◆ Saved entries:
———

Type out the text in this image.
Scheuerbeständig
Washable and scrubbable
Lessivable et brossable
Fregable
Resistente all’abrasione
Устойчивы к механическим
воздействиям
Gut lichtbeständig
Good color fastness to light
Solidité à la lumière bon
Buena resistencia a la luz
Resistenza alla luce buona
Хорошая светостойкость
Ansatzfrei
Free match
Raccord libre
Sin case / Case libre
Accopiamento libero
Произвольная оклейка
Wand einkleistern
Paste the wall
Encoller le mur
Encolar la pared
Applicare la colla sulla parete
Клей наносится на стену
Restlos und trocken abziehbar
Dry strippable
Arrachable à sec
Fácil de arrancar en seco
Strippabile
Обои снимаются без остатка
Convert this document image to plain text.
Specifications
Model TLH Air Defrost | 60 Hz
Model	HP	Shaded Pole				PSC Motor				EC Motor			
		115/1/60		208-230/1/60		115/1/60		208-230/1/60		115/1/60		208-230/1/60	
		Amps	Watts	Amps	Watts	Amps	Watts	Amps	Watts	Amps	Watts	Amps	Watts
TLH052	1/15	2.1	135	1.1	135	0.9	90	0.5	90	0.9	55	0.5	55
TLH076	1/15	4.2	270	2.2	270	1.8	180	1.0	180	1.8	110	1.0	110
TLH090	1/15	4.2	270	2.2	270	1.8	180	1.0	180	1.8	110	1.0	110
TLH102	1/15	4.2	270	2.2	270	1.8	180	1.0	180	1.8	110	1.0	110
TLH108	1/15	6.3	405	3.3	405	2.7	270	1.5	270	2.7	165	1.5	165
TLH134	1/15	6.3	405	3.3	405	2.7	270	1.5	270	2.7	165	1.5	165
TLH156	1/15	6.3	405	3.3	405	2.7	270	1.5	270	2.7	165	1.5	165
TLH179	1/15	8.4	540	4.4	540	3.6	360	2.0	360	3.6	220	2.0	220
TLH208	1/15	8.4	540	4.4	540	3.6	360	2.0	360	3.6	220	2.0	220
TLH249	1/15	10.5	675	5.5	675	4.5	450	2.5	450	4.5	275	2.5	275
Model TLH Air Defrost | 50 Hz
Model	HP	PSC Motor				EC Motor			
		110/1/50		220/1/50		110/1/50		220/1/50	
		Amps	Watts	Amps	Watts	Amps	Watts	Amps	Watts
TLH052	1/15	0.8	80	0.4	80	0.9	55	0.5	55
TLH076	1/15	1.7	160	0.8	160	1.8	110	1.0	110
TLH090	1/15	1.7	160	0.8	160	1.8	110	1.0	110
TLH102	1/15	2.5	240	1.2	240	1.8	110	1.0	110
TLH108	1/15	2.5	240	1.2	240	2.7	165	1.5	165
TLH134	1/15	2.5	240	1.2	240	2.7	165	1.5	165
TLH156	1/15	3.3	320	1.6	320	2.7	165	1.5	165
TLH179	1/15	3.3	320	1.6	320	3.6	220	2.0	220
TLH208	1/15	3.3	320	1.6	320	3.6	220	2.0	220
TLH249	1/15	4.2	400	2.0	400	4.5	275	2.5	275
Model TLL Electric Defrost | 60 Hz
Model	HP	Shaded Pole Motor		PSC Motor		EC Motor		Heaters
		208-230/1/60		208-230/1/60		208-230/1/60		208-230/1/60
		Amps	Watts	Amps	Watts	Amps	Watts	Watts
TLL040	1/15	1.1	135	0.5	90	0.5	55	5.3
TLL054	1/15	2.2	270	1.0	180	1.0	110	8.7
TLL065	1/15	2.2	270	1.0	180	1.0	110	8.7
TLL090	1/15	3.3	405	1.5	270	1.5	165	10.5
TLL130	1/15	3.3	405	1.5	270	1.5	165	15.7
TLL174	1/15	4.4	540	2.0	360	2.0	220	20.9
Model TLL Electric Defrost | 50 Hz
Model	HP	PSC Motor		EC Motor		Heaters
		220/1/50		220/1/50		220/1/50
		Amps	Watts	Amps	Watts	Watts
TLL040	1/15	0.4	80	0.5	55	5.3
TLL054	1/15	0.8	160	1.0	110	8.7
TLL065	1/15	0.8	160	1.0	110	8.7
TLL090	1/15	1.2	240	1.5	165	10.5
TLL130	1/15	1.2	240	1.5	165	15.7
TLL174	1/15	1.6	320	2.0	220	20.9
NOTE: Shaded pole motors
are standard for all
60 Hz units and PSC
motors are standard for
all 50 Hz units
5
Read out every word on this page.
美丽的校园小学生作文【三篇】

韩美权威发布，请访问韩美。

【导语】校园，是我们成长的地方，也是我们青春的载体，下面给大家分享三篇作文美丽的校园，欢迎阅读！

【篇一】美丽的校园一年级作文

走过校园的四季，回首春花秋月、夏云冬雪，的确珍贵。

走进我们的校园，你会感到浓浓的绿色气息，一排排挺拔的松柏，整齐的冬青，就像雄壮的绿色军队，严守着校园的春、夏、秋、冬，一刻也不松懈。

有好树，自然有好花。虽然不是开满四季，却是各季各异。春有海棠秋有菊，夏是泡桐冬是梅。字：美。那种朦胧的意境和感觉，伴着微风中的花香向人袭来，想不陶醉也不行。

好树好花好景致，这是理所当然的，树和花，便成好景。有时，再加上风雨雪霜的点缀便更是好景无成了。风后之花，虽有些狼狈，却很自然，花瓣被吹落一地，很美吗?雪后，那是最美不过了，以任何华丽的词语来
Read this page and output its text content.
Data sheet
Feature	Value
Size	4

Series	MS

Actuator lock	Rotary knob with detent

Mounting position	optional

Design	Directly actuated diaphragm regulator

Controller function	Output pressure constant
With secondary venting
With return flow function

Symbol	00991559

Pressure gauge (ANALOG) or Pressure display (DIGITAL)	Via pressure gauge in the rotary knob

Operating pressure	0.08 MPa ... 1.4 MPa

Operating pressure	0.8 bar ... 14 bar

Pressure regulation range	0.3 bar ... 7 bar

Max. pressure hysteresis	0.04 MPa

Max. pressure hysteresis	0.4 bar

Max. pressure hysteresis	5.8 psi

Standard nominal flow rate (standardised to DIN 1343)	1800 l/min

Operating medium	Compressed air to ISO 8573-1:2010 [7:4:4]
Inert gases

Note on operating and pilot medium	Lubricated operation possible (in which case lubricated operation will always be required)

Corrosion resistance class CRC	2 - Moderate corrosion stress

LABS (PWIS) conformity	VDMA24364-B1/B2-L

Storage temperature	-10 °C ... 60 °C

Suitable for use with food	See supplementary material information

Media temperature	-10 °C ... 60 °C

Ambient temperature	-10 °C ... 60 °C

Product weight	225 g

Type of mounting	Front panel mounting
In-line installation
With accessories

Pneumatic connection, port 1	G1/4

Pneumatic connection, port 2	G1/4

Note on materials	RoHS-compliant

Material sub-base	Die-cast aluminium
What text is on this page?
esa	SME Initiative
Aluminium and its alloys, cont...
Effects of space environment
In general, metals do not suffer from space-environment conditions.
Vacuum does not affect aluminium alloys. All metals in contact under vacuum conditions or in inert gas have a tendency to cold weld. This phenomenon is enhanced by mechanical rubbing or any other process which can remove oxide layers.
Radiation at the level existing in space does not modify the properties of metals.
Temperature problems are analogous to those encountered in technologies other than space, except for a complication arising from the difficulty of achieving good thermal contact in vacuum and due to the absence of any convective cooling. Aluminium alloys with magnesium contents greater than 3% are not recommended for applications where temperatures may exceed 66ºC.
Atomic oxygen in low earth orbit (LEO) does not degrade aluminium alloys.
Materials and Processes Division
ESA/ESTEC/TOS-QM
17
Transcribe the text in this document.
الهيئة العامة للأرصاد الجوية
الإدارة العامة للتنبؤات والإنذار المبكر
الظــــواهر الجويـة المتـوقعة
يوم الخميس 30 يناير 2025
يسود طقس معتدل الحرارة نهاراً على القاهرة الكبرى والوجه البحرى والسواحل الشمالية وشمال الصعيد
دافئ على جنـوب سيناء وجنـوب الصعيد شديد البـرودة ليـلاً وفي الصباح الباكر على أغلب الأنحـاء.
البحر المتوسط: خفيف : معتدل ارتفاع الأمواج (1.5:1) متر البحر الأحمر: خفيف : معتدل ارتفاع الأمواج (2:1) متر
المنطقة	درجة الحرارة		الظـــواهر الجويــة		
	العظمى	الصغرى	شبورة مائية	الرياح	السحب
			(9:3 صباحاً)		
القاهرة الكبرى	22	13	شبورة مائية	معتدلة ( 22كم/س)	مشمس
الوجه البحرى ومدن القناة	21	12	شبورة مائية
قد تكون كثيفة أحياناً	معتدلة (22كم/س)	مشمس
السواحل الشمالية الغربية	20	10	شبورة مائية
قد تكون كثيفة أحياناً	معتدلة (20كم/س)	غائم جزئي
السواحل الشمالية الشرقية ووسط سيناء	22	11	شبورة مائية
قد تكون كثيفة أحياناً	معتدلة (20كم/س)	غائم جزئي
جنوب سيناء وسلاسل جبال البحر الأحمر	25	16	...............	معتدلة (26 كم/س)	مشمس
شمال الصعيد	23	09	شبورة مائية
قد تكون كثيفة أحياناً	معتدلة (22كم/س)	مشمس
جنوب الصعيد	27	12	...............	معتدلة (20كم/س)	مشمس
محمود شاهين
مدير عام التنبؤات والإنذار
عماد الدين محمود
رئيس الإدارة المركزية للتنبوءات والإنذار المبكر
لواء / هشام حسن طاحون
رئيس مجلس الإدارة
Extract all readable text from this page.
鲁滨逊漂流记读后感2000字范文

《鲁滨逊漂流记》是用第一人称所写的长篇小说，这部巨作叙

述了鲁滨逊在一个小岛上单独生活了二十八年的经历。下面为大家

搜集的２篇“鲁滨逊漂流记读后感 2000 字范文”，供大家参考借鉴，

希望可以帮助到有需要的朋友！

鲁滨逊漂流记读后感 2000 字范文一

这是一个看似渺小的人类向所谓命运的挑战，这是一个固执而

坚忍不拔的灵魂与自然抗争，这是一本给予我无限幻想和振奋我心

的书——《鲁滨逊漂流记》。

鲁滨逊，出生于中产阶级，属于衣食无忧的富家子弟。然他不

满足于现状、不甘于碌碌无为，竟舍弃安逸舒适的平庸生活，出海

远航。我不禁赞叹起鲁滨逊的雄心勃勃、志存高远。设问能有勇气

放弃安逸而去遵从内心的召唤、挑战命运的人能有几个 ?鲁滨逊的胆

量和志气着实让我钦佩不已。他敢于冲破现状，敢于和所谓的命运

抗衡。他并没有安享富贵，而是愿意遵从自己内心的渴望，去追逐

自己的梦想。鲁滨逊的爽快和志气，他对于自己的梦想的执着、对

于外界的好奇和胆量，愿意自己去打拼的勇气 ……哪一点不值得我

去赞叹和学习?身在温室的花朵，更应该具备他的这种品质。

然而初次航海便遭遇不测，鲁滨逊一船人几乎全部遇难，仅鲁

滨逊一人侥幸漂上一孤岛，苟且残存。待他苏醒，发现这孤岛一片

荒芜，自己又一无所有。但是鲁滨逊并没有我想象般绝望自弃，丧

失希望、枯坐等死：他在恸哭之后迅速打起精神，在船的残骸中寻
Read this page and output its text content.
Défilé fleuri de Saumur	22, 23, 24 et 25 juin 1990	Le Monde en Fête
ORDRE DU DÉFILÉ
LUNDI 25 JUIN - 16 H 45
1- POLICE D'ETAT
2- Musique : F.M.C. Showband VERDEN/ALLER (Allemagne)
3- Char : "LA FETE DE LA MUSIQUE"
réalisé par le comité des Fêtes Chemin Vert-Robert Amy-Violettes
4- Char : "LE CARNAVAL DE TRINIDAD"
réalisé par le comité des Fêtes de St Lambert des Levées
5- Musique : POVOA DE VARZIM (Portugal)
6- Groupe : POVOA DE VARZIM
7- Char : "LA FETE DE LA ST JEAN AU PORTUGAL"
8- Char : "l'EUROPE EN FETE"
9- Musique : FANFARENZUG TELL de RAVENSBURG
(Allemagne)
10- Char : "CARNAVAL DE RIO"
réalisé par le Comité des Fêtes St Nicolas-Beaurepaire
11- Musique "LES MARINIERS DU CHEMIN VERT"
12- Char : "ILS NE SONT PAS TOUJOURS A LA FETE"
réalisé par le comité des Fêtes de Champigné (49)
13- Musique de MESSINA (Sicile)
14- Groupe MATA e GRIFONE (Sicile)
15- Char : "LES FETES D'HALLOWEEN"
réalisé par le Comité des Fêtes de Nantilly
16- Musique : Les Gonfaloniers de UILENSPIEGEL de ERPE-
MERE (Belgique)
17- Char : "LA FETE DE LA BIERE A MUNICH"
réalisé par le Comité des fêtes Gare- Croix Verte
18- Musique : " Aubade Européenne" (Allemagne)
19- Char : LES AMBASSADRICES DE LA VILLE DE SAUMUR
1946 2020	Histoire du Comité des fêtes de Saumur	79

———

◆ REQUIREMENTS: In the entries above, find every line with the word "سيناء" and list it.

◆ EXERCISE ANSWER:
دافئ على جنـوب سيناء وجنـوب الصعيد شديد البـرودة ليـلاً وفي الصباح الباكر على أغلب الأنحـاء.
السواحل الشمالية الشرقية ووسط سيناء	22	11	شبورة مائية
جنوب سيناء وسلاسل جبال البحر الأحمر	25	16	...............	معتدلة (26 كم/س)	مشمس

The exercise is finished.